◆ WHAT YOU SHOULD DO ◆
Every line with the word "Zmrzlina" in it should be extracted from the data that follows.

◆ DATA FOR THIS EXERCISE ◆
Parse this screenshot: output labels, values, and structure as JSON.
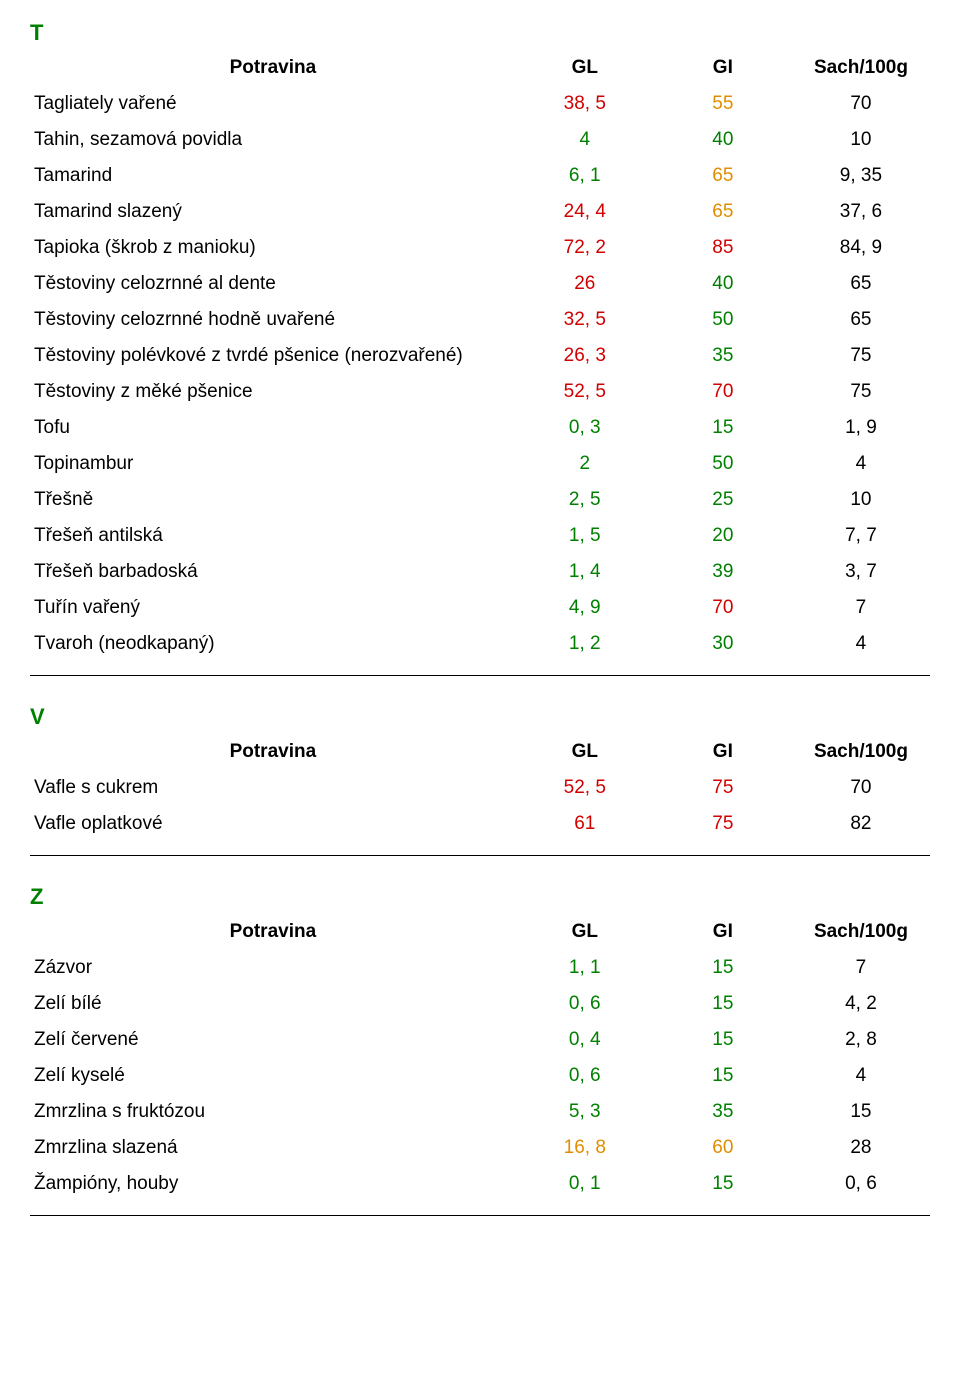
{
  "colors": {
    "green": "#008000",
    "orange": "#e08e00",
    "red": "#d10000",
    "black": "#000000"
  },
  "columns": {
    "name": "Potravina",
    "gl": "GL",
    "gi": "GI",
    "sach": "Sach/100g"
  },
  "sections": [
    {
      "letter": "T",
      "rows": [
        {
          "name": "Tagliately vařené",
          "gl": "38, 5",
          "gl_c": "red",
          "gi": "55",
          "gi_c": "orange",
          "sach": "70"
        },
        {
          "name": "Tahin, sezamová povidla",
          "gl": "4",
          "gl_c": "green",
          "gi": "40",
          "gi_c": "green",
          "sach": "10"
        },
        {
          "name": "Tamarind",
          "gl": "6, 1",
          "gl_c": "green",
          "gi": "65",
          "gi_c": "orange",
          "sach": "9, 35"
        },
        {
          "name": "Tamarind slazený",
          "gl": "24, 4",
          "gl_c": "red",
          "gi": "65",
          "gi_c": "orange",
          "sach": "37, 6"
        },
        {
          "name": "Tapioka (škrob z manioku)",
          "gl": "72, 2",
          "gl_c": "red",
          "gi": "85",
          "gi_c": "red",
          "sach": "84, 9"
        },
        {
          "name": "Těstoviny celozrnné al dente",
          "gl": "26",
          "gl_c": "red",
          "gi": "40",
          "gi_c": "green",
          "sach": "65"
        },
        {
          "name": "Těstoviny celozrnné hodně uvařené",
          "gl": "32, 5",
          "gl_c": "red",
          "gi": "50",
          "gi_c": "green",
          "sach": "65"
        },
        {
          "name": "Těstoviny polévkové z tvrdé pšenice (nerozvařené)",
          "gl": "26, 3",
          "gl_c": "red",
          "gi": "35",
          "gi_c": "green",
          "sach": "75"
        },
        {
          "name": "Těstoviny z měké pšenice",
          "gl": "52, 5",
          "gl_c": "red",
          "gi": "70",
          "gi_c": "red",
          "sach": "75"
        },
        {
          "name": "Tofu",
          "gl": "0, 3",
          "gl_c": "green",
          "gi": "15",
          "gi_c": "green",
          "sach": "1, 9"
        },
        {
          "name": "Topinambur",
          "gl": "2",
          "gl_c": "green",
          "gi": "50",
          "gi_c": "green",
          "sach": "4"
        },
        {
          "name": "Třešně",
          "gl": "2, 5",
          "gl_c": "green",
          "gi": "25",
          "gi_c": "green",
          "sach": "10"
        },
        {
          "name": "Třešeň antilská",
          "gl": "1, 5",
          "gl_c": "green",
          "gi": "20",
          "gi_c": "green",
          "sach": "7, 7"
        },
        {
          "name": "Třešeň barbadoská",
          "gl": "1, 4",
          "gl_c": "green",
          "gi": "39",
          "gi_c": "green",
          "sach": "3, 7"
        },
        {
          "name": "Tuřín vařený",
          "gl": "4, 9",
          "gl_c": "green",
          "gi": "70",
          "gi_c": "red",
          "sach": "7"
        },
        {
          "name": "Tvaroh (neodkapaný)",
          "gl": "1, 2",
          "gl_c": "green",
          "gi": "30",
          "gi_c": "green",
          "sach": "4"
        }
      ]
    },
    {
      "letter": "V",
      "rows": [
        {
          "name": "Vafle s cukrem",
          "gl": "52, 5",
          "gl_c": "red",
          "gi": "75",
          "gi_c": "red",
          "sach": "70"
        },
        {
          "name": "Vafle oplatkové",
          "gl": "61",
          "gl_c": "red",
          "gi": "75",
          "gi_c": "red",
          "sach": "82"
        }
      ]
    },
    {
      "letter": "Z",
      "rows": [
        {
          "name": "Zázvor",
          "gl": "1, 1",
          "gl_c": "green",
          "gi": "15",
          "gi_c": "green",
          "sach": "7"
        },
        {
          "name": "Zelí bílé",
          "gl": "0, 6",
          "gl_c": "green",
          "gi": "15",
          "gi_c": "green",
          "sach": "4, 2"
        },
        {
          "name": "Zelí červené",
          "gl": "0, 4",
          "gl_c": "green",
          "gi": "15",
          "gi_c": "green",
          "sach": "2, 8"
        },
        {
          "name": "Zelí kyselé",
          "gl": "0, 6",
          "gl_c": "green",
          "gi": "15",
          "gi_c": "green",
          "sach": "4"
        },
        {
          "name": "Zmrzlina s fruktózou",
          "gl": "5, 3",
          "gl_c": "green",
          "gi": "35",
          "gi_c": "green",
          "sach": "15"
        },
        {
          "name": "Zmrzlina slazená",
          "gl": "16, 8",
          "gl_c": "orange",
          "gi": "60",
          "gi_c": "orange",
          "sach": "28"
        },
        {
          "name": "Žampióny, houby",
          "gl": "0, 1",
          "gl_c": "green",
          "gi": "15",
          "gi_c": "green",
          "sach": "0, 6"
        }
      ]
    }
  ]
}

◆ FULL SOLUTION ◆
          "name": "Zmrzlina s fruktózou",
          "name": "Zmrzlina slazená",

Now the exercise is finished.